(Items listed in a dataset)
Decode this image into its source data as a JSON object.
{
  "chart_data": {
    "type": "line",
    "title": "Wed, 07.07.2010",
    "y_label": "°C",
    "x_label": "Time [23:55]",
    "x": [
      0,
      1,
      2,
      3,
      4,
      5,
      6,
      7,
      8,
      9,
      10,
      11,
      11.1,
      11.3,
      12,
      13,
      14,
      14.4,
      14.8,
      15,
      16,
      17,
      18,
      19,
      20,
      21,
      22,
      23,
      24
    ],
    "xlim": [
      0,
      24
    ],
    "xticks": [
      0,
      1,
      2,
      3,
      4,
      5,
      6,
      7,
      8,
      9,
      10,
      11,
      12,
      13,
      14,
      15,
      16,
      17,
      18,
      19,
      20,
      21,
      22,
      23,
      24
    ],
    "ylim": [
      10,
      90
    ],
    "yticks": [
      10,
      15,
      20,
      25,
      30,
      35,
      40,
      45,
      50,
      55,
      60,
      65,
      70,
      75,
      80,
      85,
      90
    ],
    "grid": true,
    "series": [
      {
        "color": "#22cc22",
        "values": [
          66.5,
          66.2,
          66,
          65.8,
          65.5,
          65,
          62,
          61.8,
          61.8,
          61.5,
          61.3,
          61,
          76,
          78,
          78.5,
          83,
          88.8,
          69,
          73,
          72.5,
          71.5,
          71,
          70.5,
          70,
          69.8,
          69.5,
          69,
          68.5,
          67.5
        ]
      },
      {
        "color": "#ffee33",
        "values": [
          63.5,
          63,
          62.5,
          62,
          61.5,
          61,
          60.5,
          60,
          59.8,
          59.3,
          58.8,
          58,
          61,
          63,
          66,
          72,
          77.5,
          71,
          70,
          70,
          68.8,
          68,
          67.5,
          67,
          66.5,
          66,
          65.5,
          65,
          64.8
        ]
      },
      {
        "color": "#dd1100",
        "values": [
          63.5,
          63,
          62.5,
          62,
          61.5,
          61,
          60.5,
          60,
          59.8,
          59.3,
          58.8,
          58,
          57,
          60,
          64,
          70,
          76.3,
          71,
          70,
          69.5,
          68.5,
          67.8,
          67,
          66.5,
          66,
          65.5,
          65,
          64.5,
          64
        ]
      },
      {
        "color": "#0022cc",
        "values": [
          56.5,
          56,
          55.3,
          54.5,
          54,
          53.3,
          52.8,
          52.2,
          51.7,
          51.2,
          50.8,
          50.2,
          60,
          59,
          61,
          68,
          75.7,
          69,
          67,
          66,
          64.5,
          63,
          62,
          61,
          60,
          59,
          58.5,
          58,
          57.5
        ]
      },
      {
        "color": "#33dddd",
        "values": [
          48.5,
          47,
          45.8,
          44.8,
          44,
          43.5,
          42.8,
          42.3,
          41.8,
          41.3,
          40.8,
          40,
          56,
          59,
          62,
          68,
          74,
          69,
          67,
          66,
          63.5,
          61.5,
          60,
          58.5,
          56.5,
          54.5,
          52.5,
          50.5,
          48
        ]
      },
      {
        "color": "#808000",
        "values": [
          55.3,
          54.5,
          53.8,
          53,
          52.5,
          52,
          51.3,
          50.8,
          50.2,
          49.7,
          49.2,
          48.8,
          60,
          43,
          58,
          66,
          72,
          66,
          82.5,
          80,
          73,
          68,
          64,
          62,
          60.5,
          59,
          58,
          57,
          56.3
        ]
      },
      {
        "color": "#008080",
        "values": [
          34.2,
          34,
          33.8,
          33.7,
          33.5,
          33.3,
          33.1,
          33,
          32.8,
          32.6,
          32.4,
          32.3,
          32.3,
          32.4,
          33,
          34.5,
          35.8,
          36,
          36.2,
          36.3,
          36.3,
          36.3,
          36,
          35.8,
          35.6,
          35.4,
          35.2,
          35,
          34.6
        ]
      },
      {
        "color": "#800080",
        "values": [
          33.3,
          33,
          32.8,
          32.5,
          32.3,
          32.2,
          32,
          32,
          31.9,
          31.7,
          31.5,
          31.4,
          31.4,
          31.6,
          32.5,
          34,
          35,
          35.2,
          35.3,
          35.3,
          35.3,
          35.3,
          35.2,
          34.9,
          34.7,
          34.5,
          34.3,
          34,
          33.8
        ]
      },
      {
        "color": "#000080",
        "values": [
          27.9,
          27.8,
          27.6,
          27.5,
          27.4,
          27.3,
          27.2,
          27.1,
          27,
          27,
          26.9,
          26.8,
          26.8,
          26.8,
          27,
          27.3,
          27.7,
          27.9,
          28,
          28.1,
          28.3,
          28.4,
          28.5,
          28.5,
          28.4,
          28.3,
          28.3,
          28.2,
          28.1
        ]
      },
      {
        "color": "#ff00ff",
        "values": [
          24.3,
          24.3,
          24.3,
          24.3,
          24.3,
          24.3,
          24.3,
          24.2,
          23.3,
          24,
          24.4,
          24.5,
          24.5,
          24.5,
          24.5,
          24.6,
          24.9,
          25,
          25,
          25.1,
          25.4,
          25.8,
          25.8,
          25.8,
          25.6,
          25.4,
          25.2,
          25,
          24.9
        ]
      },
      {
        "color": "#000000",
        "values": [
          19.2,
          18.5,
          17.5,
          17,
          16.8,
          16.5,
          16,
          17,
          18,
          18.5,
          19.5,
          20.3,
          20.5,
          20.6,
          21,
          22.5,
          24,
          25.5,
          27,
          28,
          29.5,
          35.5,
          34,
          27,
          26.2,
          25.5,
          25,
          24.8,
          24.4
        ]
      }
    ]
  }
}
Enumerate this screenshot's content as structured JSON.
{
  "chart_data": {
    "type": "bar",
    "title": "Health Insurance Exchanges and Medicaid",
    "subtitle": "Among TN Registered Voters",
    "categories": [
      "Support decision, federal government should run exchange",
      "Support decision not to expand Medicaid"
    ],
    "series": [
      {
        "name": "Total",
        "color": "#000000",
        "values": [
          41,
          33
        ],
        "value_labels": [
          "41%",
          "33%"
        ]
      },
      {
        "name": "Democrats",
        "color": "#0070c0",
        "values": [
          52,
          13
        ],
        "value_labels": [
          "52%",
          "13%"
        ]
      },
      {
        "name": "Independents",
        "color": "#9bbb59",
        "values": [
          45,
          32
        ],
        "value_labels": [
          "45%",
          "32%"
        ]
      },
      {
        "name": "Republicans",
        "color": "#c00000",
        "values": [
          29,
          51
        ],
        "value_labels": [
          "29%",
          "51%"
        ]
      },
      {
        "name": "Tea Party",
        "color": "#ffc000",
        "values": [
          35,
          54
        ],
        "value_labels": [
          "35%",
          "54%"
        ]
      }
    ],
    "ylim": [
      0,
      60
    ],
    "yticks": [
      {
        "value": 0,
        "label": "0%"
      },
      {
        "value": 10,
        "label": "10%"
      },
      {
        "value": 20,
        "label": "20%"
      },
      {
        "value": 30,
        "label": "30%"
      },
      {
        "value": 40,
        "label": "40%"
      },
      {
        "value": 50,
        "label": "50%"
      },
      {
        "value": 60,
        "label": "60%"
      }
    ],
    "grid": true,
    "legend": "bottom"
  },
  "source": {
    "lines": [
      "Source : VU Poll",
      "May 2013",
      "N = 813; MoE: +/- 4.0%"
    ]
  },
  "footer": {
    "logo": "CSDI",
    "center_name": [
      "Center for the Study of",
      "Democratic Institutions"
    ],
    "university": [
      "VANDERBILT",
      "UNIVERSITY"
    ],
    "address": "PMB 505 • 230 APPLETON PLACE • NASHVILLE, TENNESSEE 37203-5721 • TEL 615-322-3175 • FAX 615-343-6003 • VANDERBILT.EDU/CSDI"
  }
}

> [GIVEN PROBLEM] What is the number of lines in the records above that include the word "Support"? Reply with that number and nothing more.

> [TASK OUTPUT] 2